* **Data lines**
+ + +

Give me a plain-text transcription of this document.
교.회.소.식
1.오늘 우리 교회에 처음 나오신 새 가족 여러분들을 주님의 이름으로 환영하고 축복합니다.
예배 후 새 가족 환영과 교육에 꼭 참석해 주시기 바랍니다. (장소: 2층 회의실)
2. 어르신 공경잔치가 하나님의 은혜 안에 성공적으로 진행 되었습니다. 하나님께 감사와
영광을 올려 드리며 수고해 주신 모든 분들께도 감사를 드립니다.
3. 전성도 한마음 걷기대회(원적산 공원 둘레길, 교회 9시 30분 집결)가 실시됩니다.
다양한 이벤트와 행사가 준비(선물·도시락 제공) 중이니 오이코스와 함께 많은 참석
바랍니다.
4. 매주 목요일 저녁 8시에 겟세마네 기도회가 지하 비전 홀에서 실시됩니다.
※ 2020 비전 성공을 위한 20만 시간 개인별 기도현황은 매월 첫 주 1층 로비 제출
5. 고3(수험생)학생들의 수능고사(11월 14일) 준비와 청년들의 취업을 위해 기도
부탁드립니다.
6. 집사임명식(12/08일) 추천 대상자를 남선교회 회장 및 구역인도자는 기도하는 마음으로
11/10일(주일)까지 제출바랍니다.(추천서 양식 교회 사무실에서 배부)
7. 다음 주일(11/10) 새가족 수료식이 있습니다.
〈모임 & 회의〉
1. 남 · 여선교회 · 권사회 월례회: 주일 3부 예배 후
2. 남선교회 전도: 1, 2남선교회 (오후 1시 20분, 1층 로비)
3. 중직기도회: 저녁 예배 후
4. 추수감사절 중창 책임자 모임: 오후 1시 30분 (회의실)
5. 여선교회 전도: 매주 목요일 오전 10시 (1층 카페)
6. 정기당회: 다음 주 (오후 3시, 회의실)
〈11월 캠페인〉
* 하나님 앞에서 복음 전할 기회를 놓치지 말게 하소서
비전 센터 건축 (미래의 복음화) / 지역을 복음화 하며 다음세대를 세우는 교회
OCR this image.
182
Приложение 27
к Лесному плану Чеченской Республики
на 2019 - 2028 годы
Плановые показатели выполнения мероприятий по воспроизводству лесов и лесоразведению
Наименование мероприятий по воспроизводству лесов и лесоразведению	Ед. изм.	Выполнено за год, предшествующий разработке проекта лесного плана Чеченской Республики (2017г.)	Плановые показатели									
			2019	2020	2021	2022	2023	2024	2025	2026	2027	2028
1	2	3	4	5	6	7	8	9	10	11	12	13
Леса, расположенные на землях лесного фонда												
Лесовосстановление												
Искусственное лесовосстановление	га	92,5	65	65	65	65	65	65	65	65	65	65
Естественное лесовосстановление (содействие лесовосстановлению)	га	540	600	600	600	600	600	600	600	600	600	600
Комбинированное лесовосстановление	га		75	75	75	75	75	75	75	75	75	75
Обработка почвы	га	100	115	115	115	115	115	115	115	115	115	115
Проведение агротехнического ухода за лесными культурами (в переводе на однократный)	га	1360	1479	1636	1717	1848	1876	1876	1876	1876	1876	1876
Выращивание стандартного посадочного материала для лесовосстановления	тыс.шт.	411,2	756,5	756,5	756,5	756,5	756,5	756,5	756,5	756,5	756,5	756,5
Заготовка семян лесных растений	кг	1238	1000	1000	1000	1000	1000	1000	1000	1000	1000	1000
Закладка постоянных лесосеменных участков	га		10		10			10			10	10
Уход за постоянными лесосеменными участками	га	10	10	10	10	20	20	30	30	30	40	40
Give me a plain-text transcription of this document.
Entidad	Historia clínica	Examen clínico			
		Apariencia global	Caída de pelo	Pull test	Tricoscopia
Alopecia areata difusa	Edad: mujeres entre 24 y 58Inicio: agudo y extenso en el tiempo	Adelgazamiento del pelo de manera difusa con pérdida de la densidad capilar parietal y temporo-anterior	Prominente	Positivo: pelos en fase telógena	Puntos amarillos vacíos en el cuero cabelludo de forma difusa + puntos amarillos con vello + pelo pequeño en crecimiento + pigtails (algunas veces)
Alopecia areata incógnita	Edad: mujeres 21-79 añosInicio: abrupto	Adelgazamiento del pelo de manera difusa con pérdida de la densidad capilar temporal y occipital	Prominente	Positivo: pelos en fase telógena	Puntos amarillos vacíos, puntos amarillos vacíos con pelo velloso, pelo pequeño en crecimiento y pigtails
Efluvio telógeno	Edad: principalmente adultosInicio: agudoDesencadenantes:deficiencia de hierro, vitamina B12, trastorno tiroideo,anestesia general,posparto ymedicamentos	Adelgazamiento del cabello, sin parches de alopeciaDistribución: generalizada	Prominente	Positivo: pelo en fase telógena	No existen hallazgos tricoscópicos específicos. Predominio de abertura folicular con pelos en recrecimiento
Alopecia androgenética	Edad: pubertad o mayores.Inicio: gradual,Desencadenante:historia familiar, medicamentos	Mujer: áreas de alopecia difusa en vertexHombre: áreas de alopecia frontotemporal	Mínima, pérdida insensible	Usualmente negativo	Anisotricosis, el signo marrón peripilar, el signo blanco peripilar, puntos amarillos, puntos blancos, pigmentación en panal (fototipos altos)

+ + +

Repeat the data precisely, reproducing every entry.

* **The response**
Give me a plain-text transcription of this document.
교.회.소.식
1.오늘 우리 교회에 처음 나오신 새 가족 여러분들을 주님의 이름으로 환영하고 축복합니다.
예배 후 새 가족 환영과 교육에 꼭 참석해 주시기 바랍니다. (장소: 2층 회의실)
2. 어르신 공경잔치가 하나님의 은혜 안에 성공적으로 진행 되었습니다. 하나님께 감사와
영광을 올려 드리며 수고해 주신 모든 분들께도 감사를 드립니다.
3. 전성도 한마음 걷기대회(원적산 공원 둘레길, 교회 9시 30분 집결)가 실시됩니다.
다양한 이벤트와 행사가 준비(선물·도시락 제공) 중이니 오이코스와 함께 많은 참석
바랍니다.
4. 매주 목요일 저녁 8시에 겟세마네 기도회가 지하 비전 홀에서 실시됩니다.
※ 2020 비전 성공을 위한 20만 시간 개인별 기도현황은 매월 첫 주 1층 로비 제출
5. 고3(수험생)학생들의 수능고사(11월 14일) 준비와 청년들의 취업을 위해 기도
부탁드립니다.
6. 집사임명식(12/08일) 추천 대상자를 남선교회 회장 및 구역인도자는 기도하는 마음으로
11/10일(주일)까지 제출바랍니다.(추천서 양식 교회 사무실에서 배부)
7. 다음 주일(11/10) 새가족 수료식이 있습니다.
〈모임 & 회의〉
1. 남 · 여선교회 · 권사회 월례회: 주일 3부 예배 후
2. 남선교회 전도: 1, 2남선교회 (오후 1시 20분, 1층 로비)
3. 중직기도회: 저녁 예배 후
4. 추수감사절 중창 책임자 모임: 오후 1시 30분 (회의실)
5. 여선교회 전도: 매주 목요일 오전 10시 (1층 카페)
6. 정기당회: 다음 주 (오후 3시, 회의실)
〈11월 캠페인〉
* 하나님 앞에서 복음 전할 기회를 놓치지 말게 하소서
비전 센터 건축 (미래의 복음화) / 지역을 복음화 하며 다음세대를 세우는 교회
OCR this image.
182
Приложение 27
к Лесному плану Чеченской Республики
на 2019 - 2028 годы
Плановые показатели выполнения мероприятий по воспроизводству лесов и лесоразведению
Наименование мероприятий по воспроизводству лесов и лесоразведению	Ед. изм.	Выполнено за год, предшествующий разработке проекта лесного плана Чеченской Республики (2017г.)	Плановые показатели									
			2019	2020	2021	2022	2023	2024	2025	2026	2027	2028
1	2	3	4	5	6	7	8	9	10	11	12	13
Леса, расположенные на землях лесного фонда												
Лесовосстановление												
Искусственное лесовосстановление	га	92,5	65	65	65	65	65	65	65	65	65	65
Естественное лесовосстановление (содействие лесовосстановлению)	га	540	600	600	600	600	600	600	600	600	600	600
Комбинированное лесовосстановление	га		75	75	75	75	75	75	75	75	75	75
Обработка почвы	га	100	115	115	115	115	115	115	115	115	115	115
Проведение агротехнического ухода за лесными культурами (в переводе на однократный)	га	1360	1479	1636	1717	1848	1876	1876	1876	1876	1876	1876
Выращивание стандартного посадочного материала для лесовосстановления	тыс.шт.	411,2	756,5	756,5	756,5	756,5	756,5	756,5	756,5	756,5	756,5	756,5
Заготовка семян лесных растений	кг	1238	1000	1000	1000	1000	1000	1000	1000	1000	1000	1000
Закладка постоянных лесосеменных участков	га		10		10			10			10	10
Уход за постоянными лесосеменными участками	га	10	10	10	10	20	20	30	30	30	40	40
Give me a plain-text transcription of this document.
Entidad	Historia clínica	Examen clínico			
		Apariencia global	Caída de pelo	Pull test	Tricoscopia
Alopecia areata difusa	Edad: mujeres entre 24 y 58Inicio: agudo y extenso en el tiempo	Adelgazamiento del pelo de manera difusa con pérdida de la densidad capilar parietal y temporo-anterior	Prominente	Positivo: pelos en fase telógena	Puntos amarillos vacíos en el cuero cabelludo de forma difusa + puntos amarillos con vello + pelo pequeño en crecimiento + pigtails (algunas veces)
Alopecia areata incógnita	Edad: mujeres 21-79 añosInicio: abrupto	Adelgazamiento del pelo de manera difusa con pérdida de la densidad capilar temporal y occipital	Prominente	Positivo: pelos en fase telógena	Puntos amarillos vacíos, puntos amarillos vacíos con pelo velloso, pelo pequeño en crecimiento y pigtails
Efluvio telógeno	Edad: principalmente adultosInicio: agudoDesencadenantes:deficiencia de hierro, vitamina B12, trastorno tiroideo,anestesia general,posparto ymedicamentos	Adelgazamiento del cabello, sin parches de alopeciaDistribución: generalizada	Prominente	Positivo: pelo en fase telógena	No existen hallazgos tricoscópicos específicos. Predominio de abertura folicular con pelos en recrecimiento
Alopecia androgenética	Edad: pubertad o mayores.Inicio: gradual,Desencadenante:historia familiar, medicamentos	Mujer: áreas de alopecia difusa en vertexHombre: áreas de alopecia frontotemporal	Mínima, pérdida insensible	Usualmente negativo	Anisotricosis, el signo marrón peripilar, el signo blanco peripilar, puntos amarillos, puntos blancos, pigmentación en panal (fototipos altos)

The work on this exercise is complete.